What to produce: Please print all of the material below, word for word.

Listed entries:
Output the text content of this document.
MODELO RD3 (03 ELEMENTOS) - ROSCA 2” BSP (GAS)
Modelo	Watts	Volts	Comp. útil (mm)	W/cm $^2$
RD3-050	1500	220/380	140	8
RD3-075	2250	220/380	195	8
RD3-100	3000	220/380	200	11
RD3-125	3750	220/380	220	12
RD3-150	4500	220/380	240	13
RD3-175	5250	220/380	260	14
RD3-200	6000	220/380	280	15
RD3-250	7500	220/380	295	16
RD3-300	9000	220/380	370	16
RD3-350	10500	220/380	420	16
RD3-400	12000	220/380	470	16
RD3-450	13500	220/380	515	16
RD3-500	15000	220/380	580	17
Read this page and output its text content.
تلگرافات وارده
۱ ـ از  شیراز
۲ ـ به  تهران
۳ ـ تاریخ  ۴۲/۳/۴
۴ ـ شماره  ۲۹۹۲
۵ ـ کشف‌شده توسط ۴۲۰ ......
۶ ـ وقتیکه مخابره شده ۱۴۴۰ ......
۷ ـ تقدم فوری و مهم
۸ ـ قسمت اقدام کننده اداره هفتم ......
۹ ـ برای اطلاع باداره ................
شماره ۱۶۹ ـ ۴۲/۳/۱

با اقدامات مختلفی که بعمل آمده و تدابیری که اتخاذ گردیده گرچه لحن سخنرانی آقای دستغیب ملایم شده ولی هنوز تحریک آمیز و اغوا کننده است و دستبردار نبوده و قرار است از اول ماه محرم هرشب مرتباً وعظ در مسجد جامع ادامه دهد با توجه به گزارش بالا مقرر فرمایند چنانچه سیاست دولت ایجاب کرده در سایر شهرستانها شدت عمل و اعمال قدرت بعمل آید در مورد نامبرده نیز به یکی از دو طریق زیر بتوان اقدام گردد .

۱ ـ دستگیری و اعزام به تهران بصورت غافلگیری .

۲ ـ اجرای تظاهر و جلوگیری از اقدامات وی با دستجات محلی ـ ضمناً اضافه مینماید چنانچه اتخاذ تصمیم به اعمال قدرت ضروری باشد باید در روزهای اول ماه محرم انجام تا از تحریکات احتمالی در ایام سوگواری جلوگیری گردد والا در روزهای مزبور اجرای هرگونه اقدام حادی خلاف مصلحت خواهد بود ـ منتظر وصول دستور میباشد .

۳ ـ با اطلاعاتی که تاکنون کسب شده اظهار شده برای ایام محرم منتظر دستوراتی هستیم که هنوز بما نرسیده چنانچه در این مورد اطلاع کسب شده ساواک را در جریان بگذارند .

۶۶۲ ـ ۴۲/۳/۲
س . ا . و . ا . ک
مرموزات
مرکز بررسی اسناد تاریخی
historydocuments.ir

Exercise answer:
Output the text content of this document.
MODELO RD3 (03 ELEMENTOS) - ROSCA 2” BSP (GAS)
Modelo	Watts	Volts	Comp. útil (mm)	W/cm $^2$
RD3-050	1500	220/380	140	8
RD3-075	2250	220/380	195	8
RD3-100	3000	220/380	200	11
RD3-125	3750	220/380	220	12
RD3-150	4500	220/380	240	13
RD3-175	5250	220/380	260	14
RD3-200	6000	220/380	280	15
RD3-250	7500	220/380	295	16
RD3-300	9000	220/380	370	16
RD3-350	10500	220/380	420	16
RD3-400	12000	220/380	470	16
RD3-450	13500	220/380	515	16
RD3-500	15000	220/380	580	17
Read this page and output its text content.
تلگرافات وارده
۱ ـ از  شیراز
۲ ـ به  تهران
۳ ـ تاریخ  ۴۲/۳/۴
۴ ـ شماره  ۲۹۹۲
۵ ـ کشف‌شده توسط ۴۲۰ ......
۶ ـ وقتیکه مخابره شده ۱۴۴۰ ......
۷ ـ تقدم فوری و مهم
۸ ـ قسمت اقدام کننده اداره هفتم ......
۹ ـ برای اطلاع باداره ................
شماره ۱۶۹ ـ ۴۲/۳/۱

با اقدامات مختلفی که بعمل آمده و تدابیری که اتخاذ گردیده گرچه لحن سخنرانی آقای دستغیب ملایم شده ولی هنوز تحریک آمیز و اغوا کننده است و دستبردار نبوده و قرار است از اول ماه محرم هرشب مرتباً وعظ در مسجد جامع ادامه دهد با توجه به گزارش بالا مقرر فرمایند چنانچه سیاست دولت ایجاب کرده در سایر شهرستانها شدت عمل و اعمال قدرت بعمل آید در مورد نامبرده نیز به یکی از دو طریق زیر بتوان اقدام گردد .

۱ ـ دستگیری و اعزام به تهران بصورت غافلگیری .

۲ ـ اجرای تظاهر و جلوگیری از اقدامات وی با دستجات محلی ـ ضمناً اضافه مینماید چنانچه اتخاذ تصمیم به اعمال قدرت ضروری باشد باید در روزهای اول ماه محرم انجام تا از تحریکات احتمالی در ایام سوگواری جلوگیری گردد والا در روزهای مزبور اجرای هرگونه اقدام حادی خلاف مصلحت خواهد بود ـ منتظر وصول دستور میباشد .

۳ ـ با اطلاعاتی که تاکنون کسب شده اظهار شده برای ایام محرم منتظر دستوراتی هستیم که هنوز بما نرسیده چنانچه در این مورد اطلاع کسب شده ساواک را در جریان بگذارند .

۶۶۲ ـ ۴۲/۳/۲
س . ا . و . ا . ک
مرموزات
مرکز بررسی اسناد تاریخی
historydocuments.ir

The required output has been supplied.